┌──

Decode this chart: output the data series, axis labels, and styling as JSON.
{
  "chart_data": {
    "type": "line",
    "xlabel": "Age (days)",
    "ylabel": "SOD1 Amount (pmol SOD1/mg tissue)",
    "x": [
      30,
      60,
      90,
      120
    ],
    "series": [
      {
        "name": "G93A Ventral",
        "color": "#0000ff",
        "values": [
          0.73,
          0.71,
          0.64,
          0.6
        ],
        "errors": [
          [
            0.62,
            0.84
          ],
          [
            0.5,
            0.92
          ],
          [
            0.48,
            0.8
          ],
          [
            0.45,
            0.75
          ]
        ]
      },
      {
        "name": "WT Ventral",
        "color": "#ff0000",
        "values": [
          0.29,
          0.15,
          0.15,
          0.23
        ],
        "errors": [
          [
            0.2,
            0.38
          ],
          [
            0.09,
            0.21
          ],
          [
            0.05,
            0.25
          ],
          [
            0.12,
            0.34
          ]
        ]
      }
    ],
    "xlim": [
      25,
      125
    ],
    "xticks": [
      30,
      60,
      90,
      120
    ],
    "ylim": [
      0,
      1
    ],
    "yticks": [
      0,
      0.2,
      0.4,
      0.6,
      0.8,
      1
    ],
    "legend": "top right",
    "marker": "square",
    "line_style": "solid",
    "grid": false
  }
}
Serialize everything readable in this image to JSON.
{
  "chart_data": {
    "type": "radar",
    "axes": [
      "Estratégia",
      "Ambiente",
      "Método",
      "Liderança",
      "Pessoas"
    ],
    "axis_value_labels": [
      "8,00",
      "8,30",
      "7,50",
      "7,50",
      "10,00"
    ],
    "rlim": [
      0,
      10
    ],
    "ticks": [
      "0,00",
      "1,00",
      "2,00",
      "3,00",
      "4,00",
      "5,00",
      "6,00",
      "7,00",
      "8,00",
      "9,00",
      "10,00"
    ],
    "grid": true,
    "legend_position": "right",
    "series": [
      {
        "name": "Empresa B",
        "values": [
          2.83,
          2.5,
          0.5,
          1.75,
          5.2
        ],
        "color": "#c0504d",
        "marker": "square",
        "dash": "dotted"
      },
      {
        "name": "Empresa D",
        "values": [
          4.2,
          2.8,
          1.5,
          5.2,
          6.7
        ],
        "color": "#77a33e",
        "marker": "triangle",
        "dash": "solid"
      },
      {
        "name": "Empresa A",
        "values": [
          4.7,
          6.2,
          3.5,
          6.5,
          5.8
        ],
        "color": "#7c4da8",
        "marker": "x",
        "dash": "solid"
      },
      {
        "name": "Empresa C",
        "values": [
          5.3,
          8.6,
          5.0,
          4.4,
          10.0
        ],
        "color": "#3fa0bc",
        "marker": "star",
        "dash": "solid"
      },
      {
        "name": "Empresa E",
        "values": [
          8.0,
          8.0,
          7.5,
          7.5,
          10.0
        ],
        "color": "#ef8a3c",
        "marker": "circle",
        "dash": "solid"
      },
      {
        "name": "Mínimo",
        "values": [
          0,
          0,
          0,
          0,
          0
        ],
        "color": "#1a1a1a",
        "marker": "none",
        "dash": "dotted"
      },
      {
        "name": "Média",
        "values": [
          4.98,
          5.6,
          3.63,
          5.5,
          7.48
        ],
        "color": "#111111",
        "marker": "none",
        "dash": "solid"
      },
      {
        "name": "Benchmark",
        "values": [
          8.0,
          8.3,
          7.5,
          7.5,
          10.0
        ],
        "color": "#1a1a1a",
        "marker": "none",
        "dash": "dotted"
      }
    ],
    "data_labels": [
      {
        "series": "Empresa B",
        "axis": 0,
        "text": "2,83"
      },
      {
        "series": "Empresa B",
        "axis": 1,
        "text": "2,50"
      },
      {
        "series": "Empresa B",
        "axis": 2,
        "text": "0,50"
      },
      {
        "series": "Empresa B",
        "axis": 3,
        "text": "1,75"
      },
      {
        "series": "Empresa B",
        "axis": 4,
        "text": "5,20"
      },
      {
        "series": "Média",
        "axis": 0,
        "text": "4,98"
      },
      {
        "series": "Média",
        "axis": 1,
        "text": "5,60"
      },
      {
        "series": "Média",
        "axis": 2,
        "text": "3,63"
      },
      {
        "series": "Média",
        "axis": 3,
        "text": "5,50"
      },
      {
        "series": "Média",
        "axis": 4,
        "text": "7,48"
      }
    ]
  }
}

└──

## [Exercise prompt]
Write the material out exactly, with nothing left out.

## [Written response]
Decode this chart: output the data series, axis labels, and styling as JSON.
{
  "chart_data": {
    "type": "line",
    "xlabel": "Age (days)",
    "ylabel": "SOD1 Amount (pmol SOD1/mg tissue)",
    "x": [
      30,
      60,
      90,
      120
    ],
    "series": [
      {
        "name": "G93A Ventral",
        "color": "#0000ff",
        "values": [
          0.73,
          0.71,
          0.64,
          0.6
        ],
        "errors": [
          [
            0.62,
            0.84
          ],
          [
            0.5,
            0.92
          ],
          [
            0.48,
            0.8
          ],
          [
            0.45,
            0.75
          ]
        ]
      },
      {
        "name": "WT Ventral",
        "color": "#ff0000",
        "values": [
          0.29,
          0.15,
          0.15,
          0.23
        ],
        "errors": [
          [
            0.2,
            0.38
          ],
          [
            0.09,
            0.21
          ],
          [
            0.05,
            0.25
          ],
          [
            0.12,
            0.34
          ]
        ]
      }
    ],
    "xlim": [
      25,
      125
    ],
    "xticks": [
      30,
      60,
      90,
      120
    ],
    "ylim": [
      0,
      1
    ],
    "yticks": [
      0,
      0.2,
      0.4,
      0.6,
      0.8,
      1
    ],
    "legend": "top right",
    "marker": "square",
    "line_style": "solid",
    "grid": false
  }
}
Serialize everything readable in this image to JSON.
{
  "chart_data": {
    "type": "radar",
    "axes": [
      "Estratégia",
      "Ambiente",
      "Método",
      "Liderança",
      "Pessoas"
    ],
    "axis_value_labels": [
      "8,00",
      "8,30",
      "7,50",
      "7,50",
      "10,00"
    ],
    "rlim": [
      0,
      10
    ],
    "ticks": [
      "0,00",
      "1,00",
      "2,00",
      "3,00",
      "4,00",
      "5,00",
      "6,00",
      "7,00",
      "8,00",
      "9,00",
      "10,00"
    ],
    "grid": true,
    "legend_position": "right",
    "series": [
      {
        "name": "Empresa B",
        "values": [
          2.83,
          2.5,
          0.5,
          1.75,
          5.2
        ],
        "color": "#c0504d",
        "marker": "square",
        "dash": "dotted"
      },
      {
        "name": "Empresa D",
        "values": [
          4.2,
          2.8,
          1.5,
          5.2,
          6.7
        ],
        "color": "#77a33e",
        "marker": "triangle",
        "dash": "solid"
      },
      {
        "name": "Empresa A",
        "values": [
          4.7,
          6.2,
          3.5,
          6.5,
          5.8
        ],
        "color": "#7c4da8",
        "marker": "x",
        "dash": "solid"
      },
      {
        "name": "Empresa C",
        "values": [
          5.3,
          8.6,
          5.0,
          4.4,
          10.0
        ],
        "color": "#3fa0bc",
        "marker": "star",
        "dash": "solid"
      },
      {
        "name": "Empresa E",
        "values": [
          8.0,
          8.0,
          7.5,
          7.5,
          10.0
        ],
        "color": "#ef8a3c",
        "marker": "circle",
        "dash": "solid"
      },
      {
        "name": "Mínimo",
        "values": [
          0,
          0,
          0,
          0,
          0
        ],
        "color": "#1a1a1a",
        "marker": "none",
        "dash": "dotted"
      },
      {
        "name": "Média",
        "values": [
          4.98,
          5.6,
          3.63,
          5.5,
          7.48
        ],
        "color": "#111111",
        "marker": "none",
        "dash": "solid"
      },
      {
        "name": "Benchmark",
        "values": [
          8.0,
          8.3,
          7.5,
          7.5,
          10.0
        ],
        "color": "#1a1a1a",
        "marker": "none",
        "dash": "dotted"
      }
    ],
    "data_labels": [
      {
        "series": "Empresa B",
        "axis": 0,
        "text": "2,83"
      },
      {
        "series": "Empresa B",
        "axis": 1,
        "text": "2,50"
      },
      {
        "series": "Empresa B",
        "axis": 2,
        "text": "0,50"
      },
      {
        "series": "Empresa B",
        "axis": 3,
        "text": "1,75"
      },
      {
        "series": "Empresa B",
        "axis": 4,
        "text": "5,20"
      },
      {
        "series": "Média",
        "axis": 0,
        "text": "4,98"
      },
      {
        "series": "Média",
        "axis": 1,
        "text": "5,60"
      },
      {
        "series": "Média",
        "axis": 2,
        "text": "3,63"
      },
      {
        "series": "Média",
        "axis": 3,
        "text": "5,50"
      },
      {
        "series": "Média",
        "axis": 4,
        "text": "7,48"
      }
    ]
  }
}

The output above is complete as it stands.